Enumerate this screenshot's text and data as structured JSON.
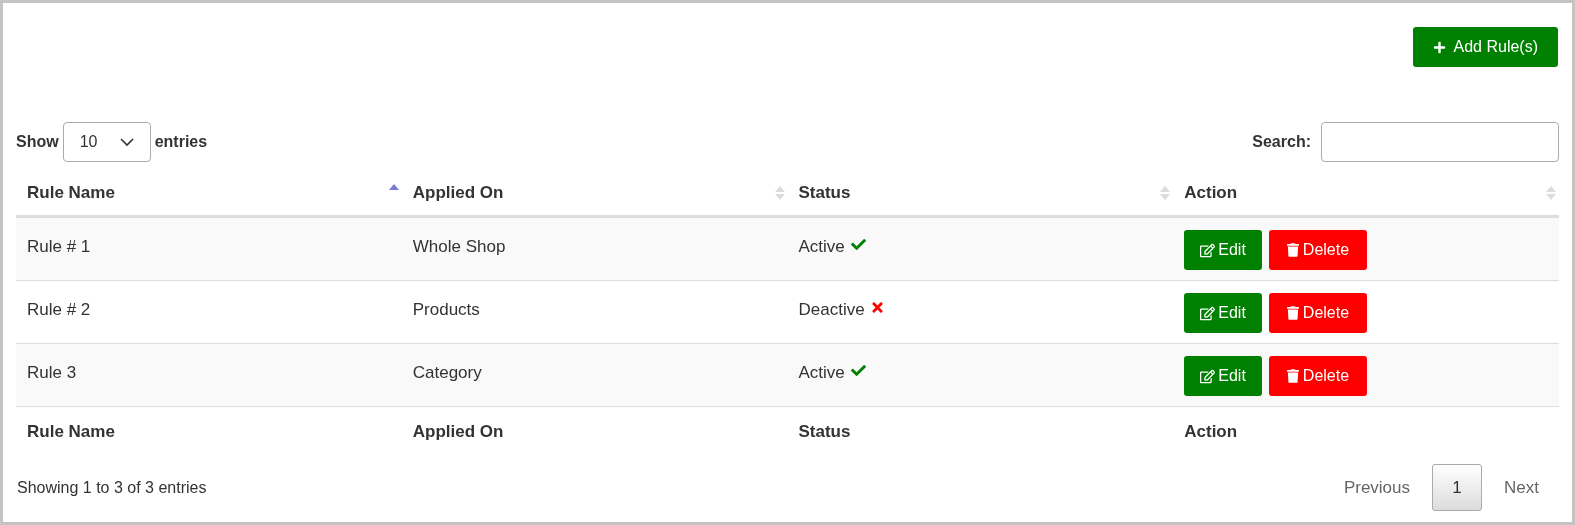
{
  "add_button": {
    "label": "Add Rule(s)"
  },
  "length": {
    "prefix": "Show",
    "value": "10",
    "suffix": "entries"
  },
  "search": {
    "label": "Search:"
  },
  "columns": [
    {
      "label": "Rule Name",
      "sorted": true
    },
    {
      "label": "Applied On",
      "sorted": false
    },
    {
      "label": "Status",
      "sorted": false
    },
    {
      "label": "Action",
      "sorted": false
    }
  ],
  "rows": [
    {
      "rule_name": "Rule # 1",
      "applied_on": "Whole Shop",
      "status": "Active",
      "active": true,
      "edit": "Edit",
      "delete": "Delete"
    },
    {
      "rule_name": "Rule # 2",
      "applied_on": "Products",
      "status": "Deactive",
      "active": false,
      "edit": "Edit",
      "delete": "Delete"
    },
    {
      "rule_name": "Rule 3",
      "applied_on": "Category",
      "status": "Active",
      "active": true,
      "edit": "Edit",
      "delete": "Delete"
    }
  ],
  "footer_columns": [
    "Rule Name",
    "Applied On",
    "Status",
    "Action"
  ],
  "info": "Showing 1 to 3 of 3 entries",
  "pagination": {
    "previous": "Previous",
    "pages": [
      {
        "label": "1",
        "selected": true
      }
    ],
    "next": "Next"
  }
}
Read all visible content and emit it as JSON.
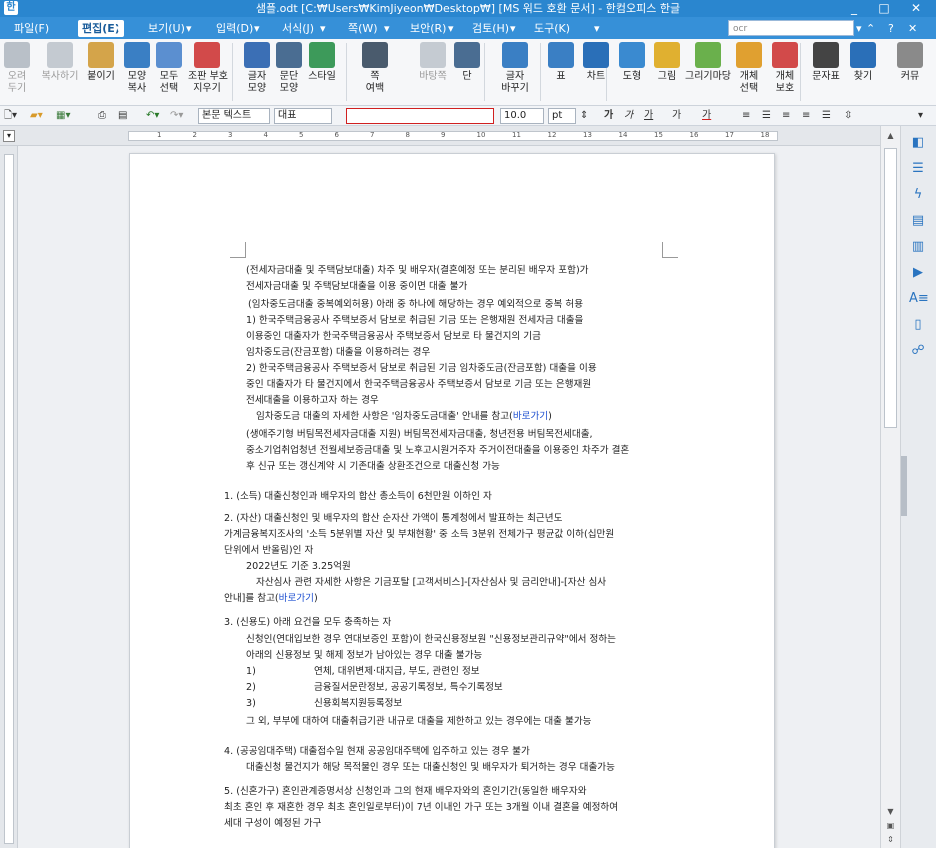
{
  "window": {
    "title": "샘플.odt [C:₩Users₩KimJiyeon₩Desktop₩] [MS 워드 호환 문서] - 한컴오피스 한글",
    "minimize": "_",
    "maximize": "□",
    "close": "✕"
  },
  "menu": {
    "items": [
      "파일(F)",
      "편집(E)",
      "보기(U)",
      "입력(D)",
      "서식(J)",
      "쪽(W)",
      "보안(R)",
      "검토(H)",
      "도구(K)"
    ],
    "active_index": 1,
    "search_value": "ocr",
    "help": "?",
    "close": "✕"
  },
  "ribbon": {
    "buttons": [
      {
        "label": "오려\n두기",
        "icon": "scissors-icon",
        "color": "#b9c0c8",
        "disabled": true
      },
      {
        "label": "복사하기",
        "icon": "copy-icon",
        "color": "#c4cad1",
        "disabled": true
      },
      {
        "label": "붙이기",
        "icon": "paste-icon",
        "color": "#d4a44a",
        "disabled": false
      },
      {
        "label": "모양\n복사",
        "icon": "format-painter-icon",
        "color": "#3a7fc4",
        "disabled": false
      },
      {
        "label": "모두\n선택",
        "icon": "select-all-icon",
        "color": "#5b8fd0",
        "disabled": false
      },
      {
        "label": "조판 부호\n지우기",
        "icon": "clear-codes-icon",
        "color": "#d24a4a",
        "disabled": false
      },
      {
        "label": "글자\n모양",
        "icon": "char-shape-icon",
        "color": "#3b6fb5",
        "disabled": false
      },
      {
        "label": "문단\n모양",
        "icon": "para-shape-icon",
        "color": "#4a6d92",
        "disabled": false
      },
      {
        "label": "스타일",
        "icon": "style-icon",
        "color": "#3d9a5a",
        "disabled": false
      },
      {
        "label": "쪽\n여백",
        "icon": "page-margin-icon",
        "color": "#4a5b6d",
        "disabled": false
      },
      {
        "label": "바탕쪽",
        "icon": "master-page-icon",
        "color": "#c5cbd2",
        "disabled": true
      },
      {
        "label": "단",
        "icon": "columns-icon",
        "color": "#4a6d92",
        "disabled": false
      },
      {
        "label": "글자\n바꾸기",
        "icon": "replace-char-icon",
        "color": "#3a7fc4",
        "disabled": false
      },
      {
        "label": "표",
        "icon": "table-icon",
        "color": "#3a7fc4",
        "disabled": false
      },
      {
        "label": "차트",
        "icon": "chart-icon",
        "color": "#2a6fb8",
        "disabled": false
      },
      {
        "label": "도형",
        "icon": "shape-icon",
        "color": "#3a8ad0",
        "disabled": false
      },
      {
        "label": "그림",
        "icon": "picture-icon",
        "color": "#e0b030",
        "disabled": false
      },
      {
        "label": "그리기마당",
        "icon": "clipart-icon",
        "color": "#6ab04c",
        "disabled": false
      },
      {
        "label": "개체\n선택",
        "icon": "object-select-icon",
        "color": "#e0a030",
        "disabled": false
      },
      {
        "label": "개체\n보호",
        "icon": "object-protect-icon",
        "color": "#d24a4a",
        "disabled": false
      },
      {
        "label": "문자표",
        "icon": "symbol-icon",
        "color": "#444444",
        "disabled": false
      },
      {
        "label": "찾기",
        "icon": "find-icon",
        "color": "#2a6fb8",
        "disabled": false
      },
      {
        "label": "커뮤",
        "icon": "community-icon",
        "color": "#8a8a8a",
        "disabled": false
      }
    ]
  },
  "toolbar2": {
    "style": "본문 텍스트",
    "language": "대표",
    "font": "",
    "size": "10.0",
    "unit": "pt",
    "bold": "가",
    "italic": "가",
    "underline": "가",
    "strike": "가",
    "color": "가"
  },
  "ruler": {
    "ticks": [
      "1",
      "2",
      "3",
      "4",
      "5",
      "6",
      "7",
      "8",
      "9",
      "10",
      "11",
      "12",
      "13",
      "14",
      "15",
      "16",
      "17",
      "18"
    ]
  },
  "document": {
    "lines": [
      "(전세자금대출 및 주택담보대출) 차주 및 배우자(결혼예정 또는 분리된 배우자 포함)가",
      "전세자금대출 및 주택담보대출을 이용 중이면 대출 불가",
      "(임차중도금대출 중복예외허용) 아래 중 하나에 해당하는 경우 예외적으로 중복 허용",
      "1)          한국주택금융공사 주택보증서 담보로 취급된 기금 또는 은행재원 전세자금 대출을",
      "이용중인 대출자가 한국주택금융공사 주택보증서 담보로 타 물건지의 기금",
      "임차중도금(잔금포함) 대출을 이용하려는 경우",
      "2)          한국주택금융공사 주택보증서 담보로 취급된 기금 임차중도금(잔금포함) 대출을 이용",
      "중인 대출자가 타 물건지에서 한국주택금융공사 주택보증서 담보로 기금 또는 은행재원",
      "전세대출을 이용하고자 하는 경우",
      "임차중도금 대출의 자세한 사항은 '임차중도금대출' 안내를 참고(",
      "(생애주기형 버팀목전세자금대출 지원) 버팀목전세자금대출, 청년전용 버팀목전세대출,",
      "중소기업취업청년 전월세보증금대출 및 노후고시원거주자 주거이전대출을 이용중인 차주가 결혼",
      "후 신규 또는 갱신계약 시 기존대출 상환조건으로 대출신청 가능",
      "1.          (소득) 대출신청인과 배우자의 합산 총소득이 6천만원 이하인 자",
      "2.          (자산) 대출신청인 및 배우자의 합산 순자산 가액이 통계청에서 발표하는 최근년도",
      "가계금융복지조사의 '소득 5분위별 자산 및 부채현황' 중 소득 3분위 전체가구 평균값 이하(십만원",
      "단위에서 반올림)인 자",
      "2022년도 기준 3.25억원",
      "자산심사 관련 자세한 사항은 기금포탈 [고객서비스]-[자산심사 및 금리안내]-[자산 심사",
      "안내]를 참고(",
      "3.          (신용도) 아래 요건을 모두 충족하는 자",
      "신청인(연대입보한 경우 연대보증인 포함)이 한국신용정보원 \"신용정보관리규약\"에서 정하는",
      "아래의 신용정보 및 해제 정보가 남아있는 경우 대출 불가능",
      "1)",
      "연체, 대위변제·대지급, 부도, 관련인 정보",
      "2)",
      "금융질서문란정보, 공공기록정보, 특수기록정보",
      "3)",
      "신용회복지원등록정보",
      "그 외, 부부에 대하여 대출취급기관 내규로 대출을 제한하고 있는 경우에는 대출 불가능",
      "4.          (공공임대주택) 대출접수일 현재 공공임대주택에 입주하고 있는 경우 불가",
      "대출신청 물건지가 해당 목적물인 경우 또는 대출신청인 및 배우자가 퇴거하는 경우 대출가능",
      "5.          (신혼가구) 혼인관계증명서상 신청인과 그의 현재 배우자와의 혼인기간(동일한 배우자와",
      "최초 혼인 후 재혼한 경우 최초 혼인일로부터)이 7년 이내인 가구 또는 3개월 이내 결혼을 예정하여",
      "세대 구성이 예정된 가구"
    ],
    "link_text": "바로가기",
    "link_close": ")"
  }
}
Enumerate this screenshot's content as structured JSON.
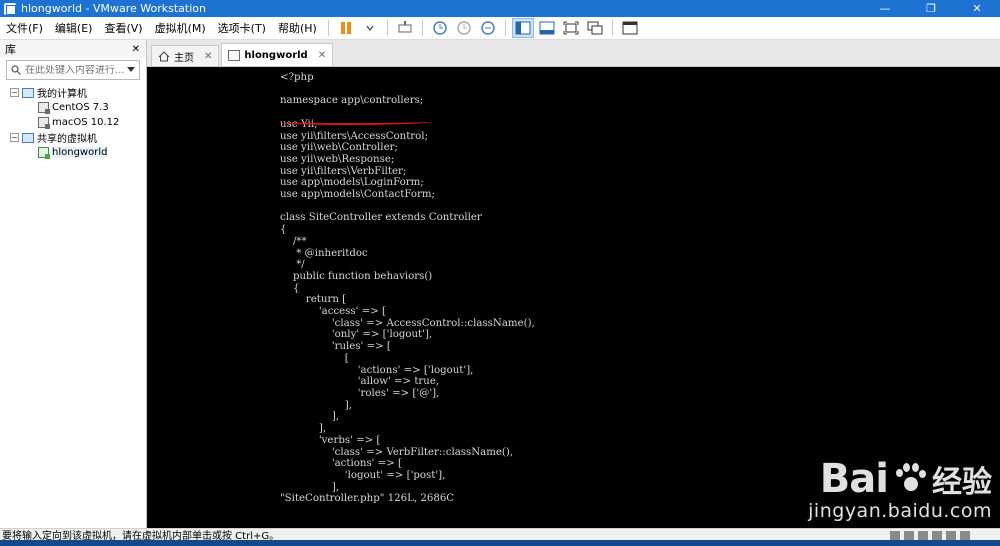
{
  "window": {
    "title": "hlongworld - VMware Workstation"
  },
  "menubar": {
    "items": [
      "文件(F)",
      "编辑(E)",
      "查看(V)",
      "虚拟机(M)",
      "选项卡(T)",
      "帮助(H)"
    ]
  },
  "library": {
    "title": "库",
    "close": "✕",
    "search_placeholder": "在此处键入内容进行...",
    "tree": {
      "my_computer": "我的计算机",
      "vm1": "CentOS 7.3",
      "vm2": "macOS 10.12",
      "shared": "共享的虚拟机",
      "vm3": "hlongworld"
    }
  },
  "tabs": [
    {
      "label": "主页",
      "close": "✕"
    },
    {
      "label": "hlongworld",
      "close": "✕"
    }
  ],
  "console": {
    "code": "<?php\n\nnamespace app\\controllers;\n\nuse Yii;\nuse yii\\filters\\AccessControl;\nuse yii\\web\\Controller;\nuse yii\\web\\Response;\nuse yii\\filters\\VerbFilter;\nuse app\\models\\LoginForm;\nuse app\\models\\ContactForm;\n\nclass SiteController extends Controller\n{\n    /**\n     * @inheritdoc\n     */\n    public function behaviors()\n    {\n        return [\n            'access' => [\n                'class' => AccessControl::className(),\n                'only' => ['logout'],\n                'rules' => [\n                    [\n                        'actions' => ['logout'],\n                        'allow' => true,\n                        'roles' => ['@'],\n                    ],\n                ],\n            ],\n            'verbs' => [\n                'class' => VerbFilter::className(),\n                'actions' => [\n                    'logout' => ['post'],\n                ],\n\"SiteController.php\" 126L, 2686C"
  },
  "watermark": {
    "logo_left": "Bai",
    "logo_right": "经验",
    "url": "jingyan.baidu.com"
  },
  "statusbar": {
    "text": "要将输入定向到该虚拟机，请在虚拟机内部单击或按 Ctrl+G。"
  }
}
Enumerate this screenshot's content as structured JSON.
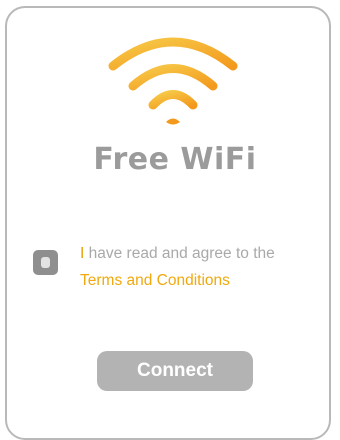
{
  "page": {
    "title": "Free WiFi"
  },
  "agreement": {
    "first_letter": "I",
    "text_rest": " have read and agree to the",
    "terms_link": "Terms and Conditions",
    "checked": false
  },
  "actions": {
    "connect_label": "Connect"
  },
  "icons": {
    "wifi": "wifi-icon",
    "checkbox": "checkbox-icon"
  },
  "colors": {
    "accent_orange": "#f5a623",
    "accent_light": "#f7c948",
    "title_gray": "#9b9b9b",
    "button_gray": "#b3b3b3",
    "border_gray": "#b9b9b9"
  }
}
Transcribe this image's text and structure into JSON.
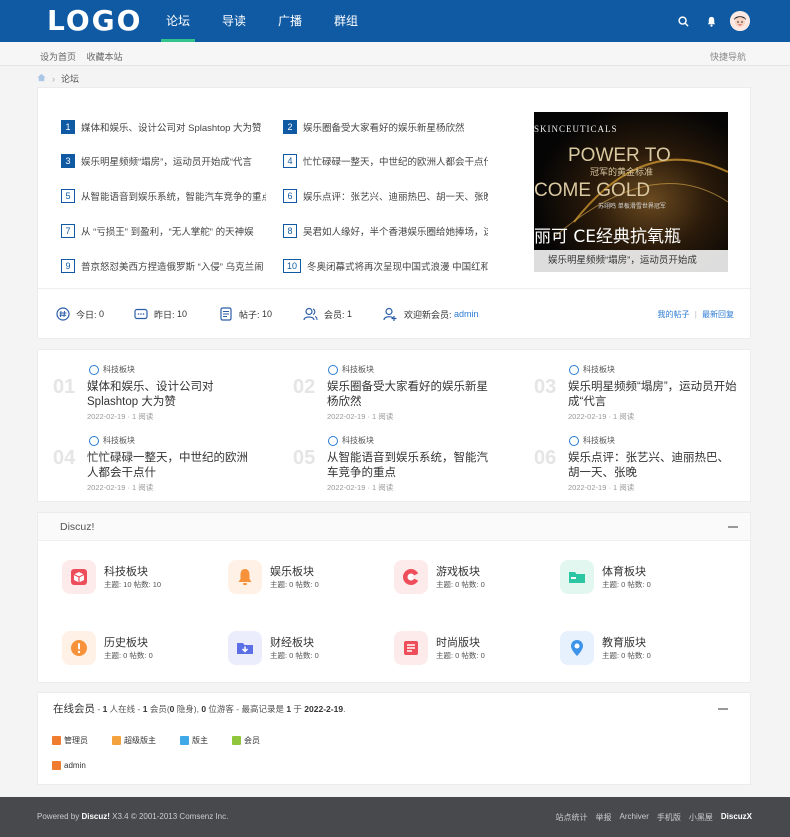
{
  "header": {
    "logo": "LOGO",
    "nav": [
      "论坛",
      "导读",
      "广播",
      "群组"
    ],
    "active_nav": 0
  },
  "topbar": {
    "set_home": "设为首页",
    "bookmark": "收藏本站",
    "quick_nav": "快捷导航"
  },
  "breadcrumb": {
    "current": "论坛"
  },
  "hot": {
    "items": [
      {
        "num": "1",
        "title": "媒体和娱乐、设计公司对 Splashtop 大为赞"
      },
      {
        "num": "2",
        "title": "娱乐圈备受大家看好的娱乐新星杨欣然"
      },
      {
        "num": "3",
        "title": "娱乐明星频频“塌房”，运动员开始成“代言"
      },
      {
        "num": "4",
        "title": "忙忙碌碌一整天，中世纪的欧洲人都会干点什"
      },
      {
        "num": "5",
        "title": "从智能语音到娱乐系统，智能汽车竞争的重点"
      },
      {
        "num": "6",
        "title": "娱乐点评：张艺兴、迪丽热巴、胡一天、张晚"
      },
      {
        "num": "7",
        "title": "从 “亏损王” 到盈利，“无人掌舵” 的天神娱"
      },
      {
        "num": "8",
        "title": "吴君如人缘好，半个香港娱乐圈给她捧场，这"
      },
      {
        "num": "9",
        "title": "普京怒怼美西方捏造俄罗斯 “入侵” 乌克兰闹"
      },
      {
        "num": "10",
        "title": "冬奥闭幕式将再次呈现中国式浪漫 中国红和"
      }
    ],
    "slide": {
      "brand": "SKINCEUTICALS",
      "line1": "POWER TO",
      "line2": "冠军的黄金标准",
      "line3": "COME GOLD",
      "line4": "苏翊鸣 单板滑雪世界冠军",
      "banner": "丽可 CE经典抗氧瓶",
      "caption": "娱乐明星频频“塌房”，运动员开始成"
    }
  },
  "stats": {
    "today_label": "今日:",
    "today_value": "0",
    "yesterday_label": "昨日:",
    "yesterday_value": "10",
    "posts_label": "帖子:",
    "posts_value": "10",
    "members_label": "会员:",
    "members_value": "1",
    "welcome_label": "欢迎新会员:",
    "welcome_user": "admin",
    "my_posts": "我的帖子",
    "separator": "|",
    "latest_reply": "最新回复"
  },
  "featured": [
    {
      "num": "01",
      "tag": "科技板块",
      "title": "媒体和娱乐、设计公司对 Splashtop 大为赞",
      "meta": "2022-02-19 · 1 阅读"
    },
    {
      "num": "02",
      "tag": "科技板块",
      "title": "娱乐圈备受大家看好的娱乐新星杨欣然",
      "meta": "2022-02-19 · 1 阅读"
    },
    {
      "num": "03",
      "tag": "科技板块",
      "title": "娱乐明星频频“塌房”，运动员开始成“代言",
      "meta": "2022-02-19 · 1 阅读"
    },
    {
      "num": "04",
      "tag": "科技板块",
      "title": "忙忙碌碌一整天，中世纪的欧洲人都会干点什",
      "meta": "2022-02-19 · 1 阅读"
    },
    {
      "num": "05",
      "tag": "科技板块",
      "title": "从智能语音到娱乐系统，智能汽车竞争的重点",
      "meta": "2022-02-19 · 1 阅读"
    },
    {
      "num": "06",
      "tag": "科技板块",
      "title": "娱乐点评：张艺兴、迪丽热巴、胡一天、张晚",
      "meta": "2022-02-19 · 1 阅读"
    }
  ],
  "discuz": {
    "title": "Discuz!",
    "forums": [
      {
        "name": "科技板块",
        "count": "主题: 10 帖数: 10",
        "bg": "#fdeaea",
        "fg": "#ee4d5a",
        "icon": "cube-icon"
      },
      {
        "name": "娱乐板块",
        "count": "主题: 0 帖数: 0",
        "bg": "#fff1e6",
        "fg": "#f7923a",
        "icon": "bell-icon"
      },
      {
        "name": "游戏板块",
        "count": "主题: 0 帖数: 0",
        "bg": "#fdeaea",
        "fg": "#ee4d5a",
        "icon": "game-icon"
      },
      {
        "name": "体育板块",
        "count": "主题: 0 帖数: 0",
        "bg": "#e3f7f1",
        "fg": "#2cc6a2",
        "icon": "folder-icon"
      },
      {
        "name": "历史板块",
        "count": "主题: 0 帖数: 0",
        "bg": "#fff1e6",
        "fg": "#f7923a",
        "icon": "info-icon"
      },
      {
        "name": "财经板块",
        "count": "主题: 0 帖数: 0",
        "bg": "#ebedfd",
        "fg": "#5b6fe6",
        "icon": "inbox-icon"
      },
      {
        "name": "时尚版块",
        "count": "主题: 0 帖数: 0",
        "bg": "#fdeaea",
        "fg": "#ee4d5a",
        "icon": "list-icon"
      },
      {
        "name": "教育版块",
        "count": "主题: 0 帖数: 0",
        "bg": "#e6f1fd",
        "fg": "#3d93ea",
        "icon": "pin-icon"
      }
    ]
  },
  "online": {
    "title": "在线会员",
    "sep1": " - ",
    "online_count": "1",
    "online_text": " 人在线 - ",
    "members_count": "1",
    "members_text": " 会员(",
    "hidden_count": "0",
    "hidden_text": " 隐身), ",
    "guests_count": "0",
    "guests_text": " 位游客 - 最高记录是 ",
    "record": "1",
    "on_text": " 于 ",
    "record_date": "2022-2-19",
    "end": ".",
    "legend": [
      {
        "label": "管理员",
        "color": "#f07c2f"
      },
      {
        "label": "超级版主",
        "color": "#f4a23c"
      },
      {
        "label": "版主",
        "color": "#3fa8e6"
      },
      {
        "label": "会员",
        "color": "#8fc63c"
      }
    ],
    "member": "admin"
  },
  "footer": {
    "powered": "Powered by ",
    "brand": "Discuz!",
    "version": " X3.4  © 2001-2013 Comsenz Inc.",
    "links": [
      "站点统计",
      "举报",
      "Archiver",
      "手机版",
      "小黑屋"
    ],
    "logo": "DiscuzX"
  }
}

_ _ _ _ _ _ _

**The request:** Using the listing above, locate the lines that hold "娱乐明星频频" and copy each one.

**Right answer:**
        "title": "娱乐明星频频“塌房”，运动员开始成“代言"
      "caption": "娱乐明星频频“塌房”，运动员开始成"
      "title": "娱乐明星频频“塌房”，运动员开始成“代言",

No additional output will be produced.